**Task objective**
Count, in the entries, the lines with "Genre". Answer with the number only.

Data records
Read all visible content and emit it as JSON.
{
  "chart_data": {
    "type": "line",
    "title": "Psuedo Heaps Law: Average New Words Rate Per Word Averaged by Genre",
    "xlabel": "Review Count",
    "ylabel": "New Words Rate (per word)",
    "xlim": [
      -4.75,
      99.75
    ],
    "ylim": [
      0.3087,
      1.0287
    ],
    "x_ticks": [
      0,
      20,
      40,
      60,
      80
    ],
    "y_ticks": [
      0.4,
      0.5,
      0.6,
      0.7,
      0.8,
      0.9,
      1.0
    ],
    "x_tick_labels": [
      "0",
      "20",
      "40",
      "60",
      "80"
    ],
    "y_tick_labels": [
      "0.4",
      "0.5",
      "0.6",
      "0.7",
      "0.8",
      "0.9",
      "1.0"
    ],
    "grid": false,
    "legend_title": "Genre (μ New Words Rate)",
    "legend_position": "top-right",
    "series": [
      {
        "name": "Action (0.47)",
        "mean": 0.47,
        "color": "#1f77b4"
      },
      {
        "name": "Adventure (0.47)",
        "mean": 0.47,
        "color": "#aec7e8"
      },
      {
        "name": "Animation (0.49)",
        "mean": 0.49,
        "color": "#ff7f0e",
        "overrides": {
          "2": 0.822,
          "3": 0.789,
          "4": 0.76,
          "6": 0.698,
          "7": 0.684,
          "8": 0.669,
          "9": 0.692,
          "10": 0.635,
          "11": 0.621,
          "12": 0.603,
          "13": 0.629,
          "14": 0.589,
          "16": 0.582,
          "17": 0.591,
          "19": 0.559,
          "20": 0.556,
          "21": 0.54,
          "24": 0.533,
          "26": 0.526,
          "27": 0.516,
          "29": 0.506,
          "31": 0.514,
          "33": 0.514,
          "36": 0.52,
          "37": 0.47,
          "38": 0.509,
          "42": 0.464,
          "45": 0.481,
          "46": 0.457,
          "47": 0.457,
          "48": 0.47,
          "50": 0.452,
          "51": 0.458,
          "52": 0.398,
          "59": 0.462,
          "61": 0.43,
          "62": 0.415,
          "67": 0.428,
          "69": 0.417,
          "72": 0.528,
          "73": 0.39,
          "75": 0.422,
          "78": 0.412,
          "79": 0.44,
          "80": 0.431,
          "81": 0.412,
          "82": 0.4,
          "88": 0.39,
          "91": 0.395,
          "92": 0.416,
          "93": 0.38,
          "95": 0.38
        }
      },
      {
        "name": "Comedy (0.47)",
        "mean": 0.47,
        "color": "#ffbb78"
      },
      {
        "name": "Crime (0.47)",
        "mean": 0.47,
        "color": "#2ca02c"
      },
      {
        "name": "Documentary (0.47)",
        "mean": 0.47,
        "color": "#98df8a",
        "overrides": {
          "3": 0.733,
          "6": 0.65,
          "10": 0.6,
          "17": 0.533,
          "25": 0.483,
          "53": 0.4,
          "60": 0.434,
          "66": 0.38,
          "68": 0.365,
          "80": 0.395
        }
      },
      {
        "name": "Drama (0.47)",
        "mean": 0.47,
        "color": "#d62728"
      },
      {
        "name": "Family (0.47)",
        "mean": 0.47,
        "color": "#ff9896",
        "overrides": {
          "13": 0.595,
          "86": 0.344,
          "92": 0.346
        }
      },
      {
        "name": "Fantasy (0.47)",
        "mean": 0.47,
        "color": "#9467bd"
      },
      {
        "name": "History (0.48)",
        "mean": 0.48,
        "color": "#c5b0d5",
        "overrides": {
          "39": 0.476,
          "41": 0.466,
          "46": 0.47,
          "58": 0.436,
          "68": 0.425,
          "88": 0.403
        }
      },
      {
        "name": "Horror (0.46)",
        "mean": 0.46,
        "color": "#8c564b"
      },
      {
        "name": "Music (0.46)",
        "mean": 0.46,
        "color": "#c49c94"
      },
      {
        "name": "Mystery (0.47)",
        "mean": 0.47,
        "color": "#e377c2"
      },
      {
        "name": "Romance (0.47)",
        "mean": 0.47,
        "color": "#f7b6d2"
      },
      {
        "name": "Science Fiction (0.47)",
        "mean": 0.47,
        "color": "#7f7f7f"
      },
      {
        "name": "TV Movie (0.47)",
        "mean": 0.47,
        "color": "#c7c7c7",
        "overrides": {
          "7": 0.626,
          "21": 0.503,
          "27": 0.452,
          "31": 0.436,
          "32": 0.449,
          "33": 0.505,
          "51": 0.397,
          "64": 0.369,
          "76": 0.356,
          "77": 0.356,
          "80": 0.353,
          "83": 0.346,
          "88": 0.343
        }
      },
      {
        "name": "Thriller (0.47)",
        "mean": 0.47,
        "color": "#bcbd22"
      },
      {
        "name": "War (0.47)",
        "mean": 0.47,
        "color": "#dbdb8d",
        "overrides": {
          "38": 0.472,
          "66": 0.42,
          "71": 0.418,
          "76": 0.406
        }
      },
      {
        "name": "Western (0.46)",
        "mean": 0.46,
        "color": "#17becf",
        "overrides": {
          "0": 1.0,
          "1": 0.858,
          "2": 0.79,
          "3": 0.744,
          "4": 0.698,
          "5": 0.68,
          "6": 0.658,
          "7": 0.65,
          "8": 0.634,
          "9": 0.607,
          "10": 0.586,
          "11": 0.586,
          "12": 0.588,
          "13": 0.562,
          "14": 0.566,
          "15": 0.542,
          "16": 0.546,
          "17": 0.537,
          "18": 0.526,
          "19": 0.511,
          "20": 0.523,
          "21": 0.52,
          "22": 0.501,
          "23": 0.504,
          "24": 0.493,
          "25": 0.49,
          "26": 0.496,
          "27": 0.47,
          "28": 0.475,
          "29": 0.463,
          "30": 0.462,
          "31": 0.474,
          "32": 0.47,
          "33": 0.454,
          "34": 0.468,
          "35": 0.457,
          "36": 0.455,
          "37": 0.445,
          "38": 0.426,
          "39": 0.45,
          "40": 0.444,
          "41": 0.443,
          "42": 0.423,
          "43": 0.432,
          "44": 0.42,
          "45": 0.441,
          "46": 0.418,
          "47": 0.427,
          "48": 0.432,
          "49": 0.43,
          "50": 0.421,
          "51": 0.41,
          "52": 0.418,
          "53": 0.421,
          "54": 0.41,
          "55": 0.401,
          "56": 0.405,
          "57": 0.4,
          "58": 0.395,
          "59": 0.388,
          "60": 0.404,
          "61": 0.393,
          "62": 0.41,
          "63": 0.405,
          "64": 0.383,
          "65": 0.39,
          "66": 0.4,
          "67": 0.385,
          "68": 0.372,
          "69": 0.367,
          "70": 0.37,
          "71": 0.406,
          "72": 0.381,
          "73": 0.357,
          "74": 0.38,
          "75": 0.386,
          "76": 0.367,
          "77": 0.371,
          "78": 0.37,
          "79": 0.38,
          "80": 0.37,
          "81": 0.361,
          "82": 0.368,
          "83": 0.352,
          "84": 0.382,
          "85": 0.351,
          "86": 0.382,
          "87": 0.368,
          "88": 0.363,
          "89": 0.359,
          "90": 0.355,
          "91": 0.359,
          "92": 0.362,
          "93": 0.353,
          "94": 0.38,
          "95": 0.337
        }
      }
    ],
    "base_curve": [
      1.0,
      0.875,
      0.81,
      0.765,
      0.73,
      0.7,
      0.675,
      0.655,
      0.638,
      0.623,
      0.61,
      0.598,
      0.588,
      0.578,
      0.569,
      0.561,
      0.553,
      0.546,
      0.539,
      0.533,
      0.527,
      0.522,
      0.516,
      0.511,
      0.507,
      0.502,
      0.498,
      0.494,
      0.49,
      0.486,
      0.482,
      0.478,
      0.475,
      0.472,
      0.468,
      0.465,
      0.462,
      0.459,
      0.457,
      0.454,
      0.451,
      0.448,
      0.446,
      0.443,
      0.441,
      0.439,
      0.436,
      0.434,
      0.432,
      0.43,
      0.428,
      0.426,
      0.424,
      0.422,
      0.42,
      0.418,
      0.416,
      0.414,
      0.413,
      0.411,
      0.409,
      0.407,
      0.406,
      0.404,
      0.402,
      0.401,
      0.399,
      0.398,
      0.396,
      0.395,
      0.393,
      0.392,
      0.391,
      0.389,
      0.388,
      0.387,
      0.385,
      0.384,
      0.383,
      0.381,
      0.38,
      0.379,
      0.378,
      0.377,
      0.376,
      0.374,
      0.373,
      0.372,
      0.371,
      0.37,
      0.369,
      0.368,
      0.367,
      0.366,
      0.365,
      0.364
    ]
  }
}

**Written reply**
2